┌─ Available data
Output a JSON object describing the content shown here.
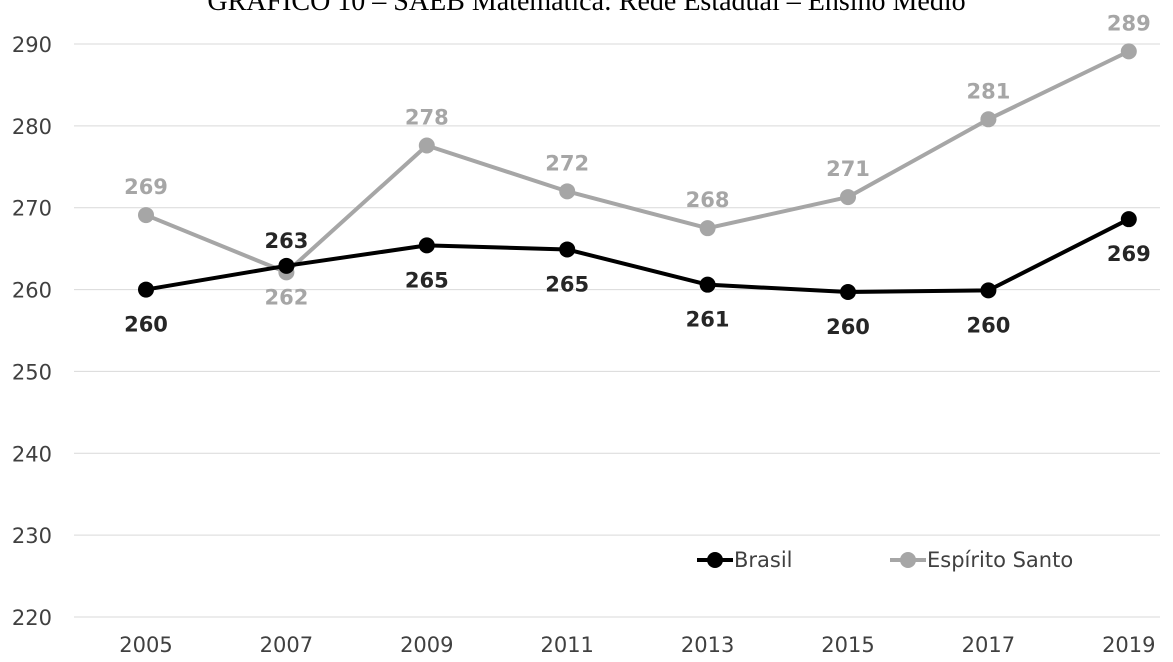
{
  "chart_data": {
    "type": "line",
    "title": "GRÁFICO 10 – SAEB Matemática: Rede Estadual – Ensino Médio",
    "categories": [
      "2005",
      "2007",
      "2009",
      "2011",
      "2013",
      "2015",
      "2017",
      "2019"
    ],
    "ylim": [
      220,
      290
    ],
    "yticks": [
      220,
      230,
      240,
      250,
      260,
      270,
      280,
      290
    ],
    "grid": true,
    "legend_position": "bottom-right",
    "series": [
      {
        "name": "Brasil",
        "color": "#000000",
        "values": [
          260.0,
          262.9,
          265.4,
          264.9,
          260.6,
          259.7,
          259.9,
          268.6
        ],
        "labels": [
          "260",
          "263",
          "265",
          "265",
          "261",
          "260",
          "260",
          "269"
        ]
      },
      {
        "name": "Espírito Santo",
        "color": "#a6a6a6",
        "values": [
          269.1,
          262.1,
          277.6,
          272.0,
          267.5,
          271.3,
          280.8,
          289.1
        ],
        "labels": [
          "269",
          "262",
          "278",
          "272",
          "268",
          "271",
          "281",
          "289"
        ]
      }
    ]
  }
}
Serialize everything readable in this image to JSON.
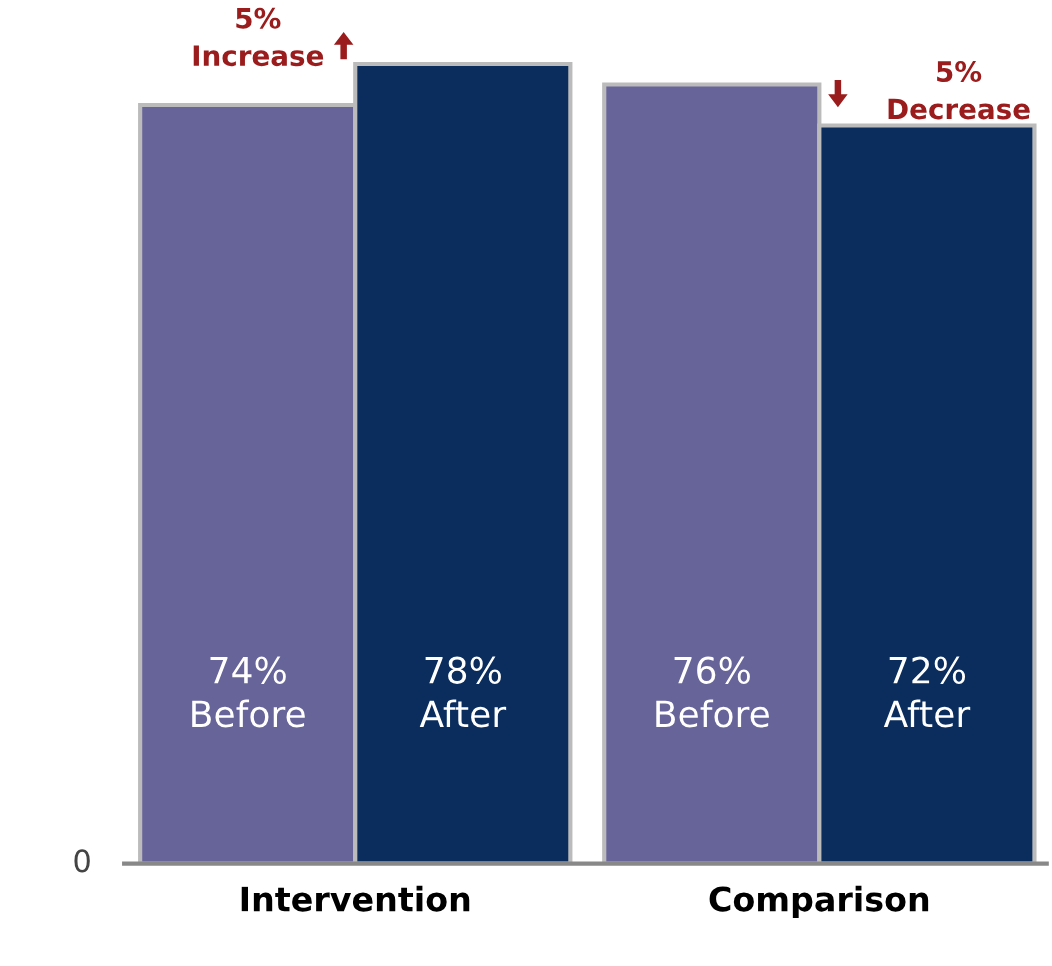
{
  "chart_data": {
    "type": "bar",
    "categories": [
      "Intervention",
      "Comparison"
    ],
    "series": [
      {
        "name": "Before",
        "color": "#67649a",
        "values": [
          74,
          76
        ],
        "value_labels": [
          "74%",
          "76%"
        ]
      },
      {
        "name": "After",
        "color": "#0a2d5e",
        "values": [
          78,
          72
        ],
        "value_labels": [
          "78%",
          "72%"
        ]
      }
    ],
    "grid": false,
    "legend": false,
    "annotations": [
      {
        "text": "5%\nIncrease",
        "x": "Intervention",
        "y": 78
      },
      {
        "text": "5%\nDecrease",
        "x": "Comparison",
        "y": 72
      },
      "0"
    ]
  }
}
└─
Find the line with "Serialize everything readable" in the listing and extract it and all lines after it through the end, exactly, without the pictures.

Serialize everything readable in this image to JSON.
{
  "chart_data": {
    "type": "bar",
    "categories": [
      "Intervention",
      "Comparison"
    ],
    "series": [
      {
        "name": "Before",
        "color": "#67649a",
        "values": [
          74,
          76
        ],
        "value_labels": [
          "74%",
          "76%"
        ]
      },
      {
        "name": "After",
        "color": "#0a2d5e",
        "values": [
          78,
          72
        ],
        "value_labels": [
          "78%",
          "72%"
        ]
      }
    ],
    "grid": false,
    "legend": false,
    "annotations": [
      {
        "text": "5%\nIncrease",
        "x": "Intervention",
        "y": 78
      },
      {
        "text": "5%\nDecrease",
        "x": "Comparison",
        "y": 72
      },
      "0"
    ]
  }
}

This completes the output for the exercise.